* _WRITTEN REQUEST_
Scan the entries below and extract each line with the word "sector" in it.

>> start RAW DATA

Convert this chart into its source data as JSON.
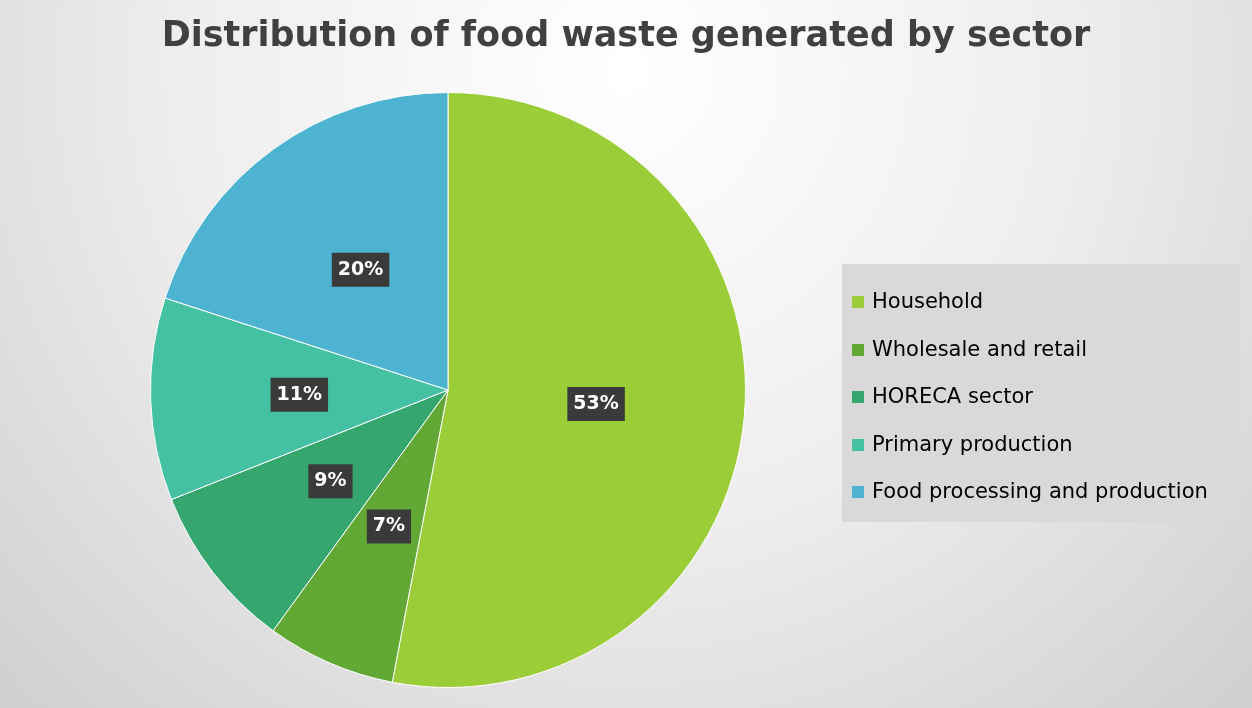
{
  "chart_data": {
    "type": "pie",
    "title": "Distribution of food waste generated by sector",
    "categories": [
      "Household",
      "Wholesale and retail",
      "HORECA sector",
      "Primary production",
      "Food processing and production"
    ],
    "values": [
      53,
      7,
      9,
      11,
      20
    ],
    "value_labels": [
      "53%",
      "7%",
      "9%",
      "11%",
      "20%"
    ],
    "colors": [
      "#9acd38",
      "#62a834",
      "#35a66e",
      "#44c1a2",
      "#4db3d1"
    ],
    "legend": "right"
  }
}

>> end RAW DATA

* _EXERCISE OUTPUT_
    "title": "Distribution of food waste generated by sector",
      "HORECA sector",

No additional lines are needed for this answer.